YOUR ASSIGNMENT> According to the text on payment value chains, what are the four components of best-in-class RTP infrastructure?

--- QUOTED PASSAGE ---

ACH credit (push transaction) value chain:
- Originator (employer)
- Originating Depositary FI (transmitting transfer message)
- Operator (ACH) – ACH receives batches of ACH entries from ODFI and transmits them to RDFI
- Receiving Depository FI (Insurance company’s bank) – credits to receivers
- Receiver (via bank statement) – shows credit from employer
ACH debit (pull transaction) value chain:
- Originator (Telco company)
- Originating Depositary FI (request to withdraw)
- Operator (ACH) – ACH receives batches of ACH entries from ODFI and transmits them to RDFI
- Receiving Depository FI (customer’s bank) – debits from receiver
- Receiver (via bank statement) – shows debit to Telco company
RTGS industry roles and value chain:
- Sending Company
- Sender’s Bank – forwards the instruction
- RTGS Network – forwards the instruction
- Receiver’s Bank – credits receiver’s account
- Receiving Company
RTP industry roles and value chain:
- Payer
- Payer Participant performs lookups and receives responses either directly or through proxies (TPP)
- TPP – provides support and configuration between ISO 8583 and ISO 20022 to facilitate bank onboarding
- RTP Infrastructure – RTP Switch / Directory/Proxy Directory / Back Office / Data Warehouse / Batch Payments
- Payee Participant
- Payee can connect rails directly via Portal which is linked to RTP Infrastructure or through Participant.
- Central Bank – holds settlement accounts, sends settlement positions to RTP infrastructure, and receives settlement confirmations
As indicated, best-in-class RTP infrastructure has four components: switch, directory, back office, and data warehouse. The switch handles routing and validity checking of all processed messages, including ISO 20022 compliance. The directory securely stores and maps unique recipient identifiers (consumer, merchant, or business information) to their bank account information with less than a second look-up time. A proxy directory allows people to send and receive money using a phone number, QR code, or other unique ID. The back office manages the user interface and operations. The data warehouse holds data extracted from the back office in archive format. The below flowchart illustrates the RTP infrastructure in detail.
ISO 20022 is the upgraded payments messaging standard for transactions. ISO 20022 is a universal standard covering all transaction types, unlike previous common standards (e.g., ISO 8583 only covers card transactions). FIs migrating to ISO 20022 can process Real-Time Payments (RTP) with standardized, rich, and contextual payment messaging.
ISO 20022 has hundreds of message formats. Payment, exception, value-added, and admin messages are four of the most notable message format types. The multitude of ISO 20022 message formats unlocks the ability to transfer more information directly on account-to-account rails in real-time, such as a request to pay, payment acknowledgment, and request for information.
- Payment messages contain credit transfer transaction information (e.g. payment instruction and status)
- Exception messages indicate the RTP system did not complete a message (e.g. payment rejected, questionable transaction)
- Value-added messages are non-payment messages used to initiate or support payment messages
- Admin messages notify users of service disruptions to the RTP system (e.g. unsolicited messages)
Overall, multi-rail payment settlements must complete or guarantee simultaneously with clearing on a 24/7 basis. Moreover, FIs need to modify the reconciliation and reporting schedule to accommodate a 24/7 multi-rail business model and develop new daily reconciliation reporting.

--- PROVIDED MATERIAL ---

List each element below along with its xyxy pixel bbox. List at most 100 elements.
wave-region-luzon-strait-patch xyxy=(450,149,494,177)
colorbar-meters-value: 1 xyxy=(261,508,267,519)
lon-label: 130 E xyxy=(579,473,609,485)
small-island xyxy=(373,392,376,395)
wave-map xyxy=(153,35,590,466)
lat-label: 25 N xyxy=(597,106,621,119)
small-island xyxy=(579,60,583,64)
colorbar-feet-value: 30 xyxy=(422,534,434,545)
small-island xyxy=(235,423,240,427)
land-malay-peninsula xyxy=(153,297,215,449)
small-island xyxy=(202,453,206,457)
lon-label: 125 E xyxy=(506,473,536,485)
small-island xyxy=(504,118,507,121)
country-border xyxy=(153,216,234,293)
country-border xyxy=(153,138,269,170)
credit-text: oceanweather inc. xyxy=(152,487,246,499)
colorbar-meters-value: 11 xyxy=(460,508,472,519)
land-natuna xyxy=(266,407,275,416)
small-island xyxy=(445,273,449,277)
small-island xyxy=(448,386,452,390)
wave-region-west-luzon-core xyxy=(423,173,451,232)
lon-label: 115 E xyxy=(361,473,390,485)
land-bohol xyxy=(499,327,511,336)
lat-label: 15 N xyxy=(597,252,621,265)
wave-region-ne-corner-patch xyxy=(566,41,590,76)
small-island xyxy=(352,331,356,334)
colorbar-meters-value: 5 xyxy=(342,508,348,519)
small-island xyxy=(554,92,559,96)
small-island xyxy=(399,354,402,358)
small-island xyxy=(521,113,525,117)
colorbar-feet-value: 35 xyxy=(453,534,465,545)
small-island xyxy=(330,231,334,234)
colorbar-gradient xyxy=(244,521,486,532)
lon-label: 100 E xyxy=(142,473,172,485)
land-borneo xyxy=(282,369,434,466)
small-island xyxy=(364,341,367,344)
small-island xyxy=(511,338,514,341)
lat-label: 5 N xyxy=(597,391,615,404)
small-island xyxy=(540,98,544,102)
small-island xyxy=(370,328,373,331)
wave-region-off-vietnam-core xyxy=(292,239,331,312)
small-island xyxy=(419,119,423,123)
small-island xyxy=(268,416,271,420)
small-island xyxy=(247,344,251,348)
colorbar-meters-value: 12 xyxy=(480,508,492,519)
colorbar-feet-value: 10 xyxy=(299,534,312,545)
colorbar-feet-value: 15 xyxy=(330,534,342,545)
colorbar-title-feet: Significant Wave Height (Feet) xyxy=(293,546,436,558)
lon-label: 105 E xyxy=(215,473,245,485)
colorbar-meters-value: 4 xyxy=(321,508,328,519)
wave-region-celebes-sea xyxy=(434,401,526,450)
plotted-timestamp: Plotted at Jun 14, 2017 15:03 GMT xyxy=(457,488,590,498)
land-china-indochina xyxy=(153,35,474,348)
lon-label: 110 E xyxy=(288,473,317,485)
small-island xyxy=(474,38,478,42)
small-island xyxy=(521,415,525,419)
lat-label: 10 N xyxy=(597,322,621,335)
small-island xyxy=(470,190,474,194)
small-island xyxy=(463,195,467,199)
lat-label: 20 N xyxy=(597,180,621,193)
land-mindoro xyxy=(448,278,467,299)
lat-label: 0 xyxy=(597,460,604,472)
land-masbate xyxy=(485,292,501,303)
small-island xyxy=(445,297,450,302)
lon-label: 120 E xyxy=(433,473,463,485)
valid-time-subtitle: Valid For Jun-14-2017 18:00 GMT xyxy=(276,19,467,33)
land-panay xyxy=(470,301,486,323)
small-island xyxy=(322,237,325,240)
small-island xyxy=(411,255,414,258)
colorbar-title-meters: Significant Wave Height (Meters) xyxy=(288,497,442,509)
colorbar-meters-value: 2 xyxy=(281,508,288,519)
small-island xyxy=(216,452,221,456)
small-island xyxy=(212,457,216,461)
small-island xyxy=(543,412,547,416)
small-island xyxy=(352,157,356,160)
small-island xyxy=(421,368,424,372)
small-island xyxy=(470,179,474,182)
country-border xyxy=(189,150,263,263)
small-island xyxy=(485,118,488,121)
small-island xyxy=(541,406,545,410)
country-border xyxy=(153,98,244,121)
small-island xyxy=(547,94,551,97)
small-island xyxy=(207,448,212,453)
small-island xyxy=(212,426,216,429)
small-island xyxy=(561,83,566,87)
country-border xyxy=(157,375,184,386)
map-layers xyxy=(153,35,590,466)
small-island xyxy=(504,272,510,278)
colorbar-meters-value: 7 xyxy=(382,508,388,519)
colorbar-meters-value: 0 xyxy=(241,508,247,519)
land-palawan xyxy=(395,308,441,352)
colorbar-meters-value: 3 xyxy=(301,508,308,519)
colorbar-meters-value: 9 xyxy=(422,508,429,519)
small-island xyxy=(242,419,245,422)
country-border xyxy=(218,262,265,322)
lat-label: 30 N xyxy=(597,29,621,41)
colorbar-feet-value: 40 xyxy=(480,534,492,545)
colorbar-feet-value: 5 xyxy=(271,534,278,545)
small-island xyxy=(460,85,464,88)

---

RESPONSE TO THIS TASK> Switch, directory, back office, and data warehouse.